» DOCUMENT EXCERPT

□ □ □ □ □ □ □

So far, I don’t think I’ve rated a Gaiman novel (or graphic novel) lower than four stars on Goodreads, and this book is certainly no different. But I’m getting ahead of myself.
THE GRAVEYARD BOOK
Nobody Owens, known to his friends as Bod, is a normal boy. He would be completely normal if he didn’t live in a sprawling graveyard, being raised and educated by ghosts, with a solitary guardian who belongs to neither the world of the living nor of the dead. There are dangers and adventures in the graveyard for a boy. But if Bod leaves the graveyard, then he will come under attack from the man Jack—who has already killed Bod’s family . . .
There’s something to be said about story openings, and The Graveyard Book gives the opening of all openings:
It just grabs you, that sentence. And that picture? Horrifying. In fact, some of my little voldies were so morbidly riveted by the picture that I was made to read the first chapter over and over for them. What’s amusing is that the few little voldies I read to were perceptive enough to ask the most poignant question: “Oh no! Does the bad guy get the baby?”

□ □ □ □ □ □ □

» STATED GOAL
Retype, character for character, the passage of the Graveyard Book review that opens with the words containing "So far, I don’t" and closes with "ahead of myself.".

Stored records
□ □ □ □ □ □ □

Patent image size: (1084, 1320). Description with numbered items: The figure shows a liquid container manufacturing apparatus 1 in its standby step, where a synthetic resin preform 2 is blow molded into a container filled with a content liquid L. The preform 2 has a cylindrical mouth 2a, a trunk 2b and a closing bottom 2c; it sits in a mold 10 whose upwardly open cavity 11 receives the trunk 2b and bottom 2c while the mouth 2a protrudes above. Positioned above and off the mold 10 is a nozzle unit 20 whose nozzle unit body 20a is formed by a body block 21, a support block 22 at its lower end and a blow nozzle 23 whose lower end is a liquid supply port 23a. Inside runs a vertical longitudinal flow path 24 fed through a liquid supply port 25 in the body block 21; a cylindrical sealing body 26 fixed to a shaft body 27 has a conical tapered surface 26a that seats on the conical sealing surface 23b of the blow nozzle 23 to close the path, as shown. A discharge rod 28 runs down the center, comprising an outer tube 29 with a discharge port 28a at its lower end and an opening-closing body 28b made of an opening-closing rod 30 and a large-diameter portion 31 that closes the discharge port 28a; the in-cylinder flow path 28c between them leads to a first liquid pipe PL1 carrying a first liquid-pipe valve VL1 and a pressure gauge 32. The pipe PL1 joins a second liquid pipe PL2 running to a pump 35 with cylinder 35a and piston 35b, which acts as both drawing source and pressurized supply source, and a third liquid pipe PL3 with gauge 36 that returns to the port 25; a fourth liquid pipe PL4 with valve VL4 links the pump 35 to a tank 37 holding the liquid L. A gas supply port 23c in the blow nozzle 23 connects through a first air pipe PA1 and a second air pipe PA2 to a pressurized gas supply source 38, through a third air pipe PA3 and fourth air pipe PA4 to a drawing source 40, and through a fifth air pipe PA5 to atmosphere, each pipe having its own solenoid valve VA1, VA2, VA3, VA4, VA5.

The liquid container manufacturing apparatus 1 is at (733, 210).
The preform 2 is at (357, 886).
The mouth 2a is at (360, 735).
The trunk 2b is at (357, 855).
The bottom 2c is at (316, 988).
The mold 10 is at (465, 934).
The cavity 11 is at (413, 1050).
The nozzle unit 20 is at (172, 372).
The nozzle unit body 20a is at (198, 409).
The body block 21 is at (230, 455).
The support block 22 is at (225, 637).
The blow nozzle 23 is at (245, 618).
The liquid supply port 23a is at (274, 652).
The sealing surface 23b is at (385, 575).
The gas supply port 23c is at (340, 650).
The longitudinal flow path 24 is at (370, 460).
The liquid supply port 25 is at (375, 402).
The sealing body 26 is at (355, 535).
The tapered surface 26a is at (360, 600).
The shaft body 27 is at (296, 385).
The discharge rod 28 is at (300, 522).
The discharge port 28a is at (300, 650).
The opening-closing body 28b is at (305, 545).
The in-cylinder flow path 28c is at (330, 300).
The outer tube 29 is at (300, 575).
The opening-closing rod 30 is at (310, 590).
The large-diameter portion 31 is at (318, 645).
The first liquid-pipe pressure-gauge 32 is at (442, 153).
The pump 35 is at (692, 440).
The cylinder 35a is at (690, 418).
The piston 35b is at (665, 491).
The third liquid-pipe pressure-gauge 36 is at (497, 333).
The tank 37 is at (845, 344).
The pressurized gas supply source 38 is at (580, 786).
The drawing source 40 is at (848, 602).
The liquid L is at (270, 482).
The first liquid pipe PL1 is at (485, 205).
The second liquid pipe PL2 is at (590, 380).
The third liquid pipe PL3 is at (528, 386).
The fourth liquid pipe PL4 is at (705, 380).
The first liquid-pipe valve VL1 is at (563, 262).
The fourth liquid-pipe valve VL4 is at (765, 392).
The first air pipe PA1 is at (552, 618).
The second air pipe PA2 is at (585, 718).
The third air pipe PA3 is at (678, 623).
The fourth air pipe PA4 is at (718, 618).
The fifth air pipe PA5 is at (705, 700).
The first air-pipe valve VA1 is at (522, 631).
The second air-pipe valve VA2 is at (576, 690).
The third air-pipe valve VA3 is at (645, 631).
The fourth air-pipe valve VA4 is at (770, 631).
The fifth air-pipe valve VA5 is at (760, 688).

□ □ □ □ □ □ □

» REPLY TO THE TASK
So far, I don’t think I’ve rated a Gaiman novel (or graphic novel) lower than four stars on Goodreads, and this book is certainly no different. But I’m getting ahead of myself.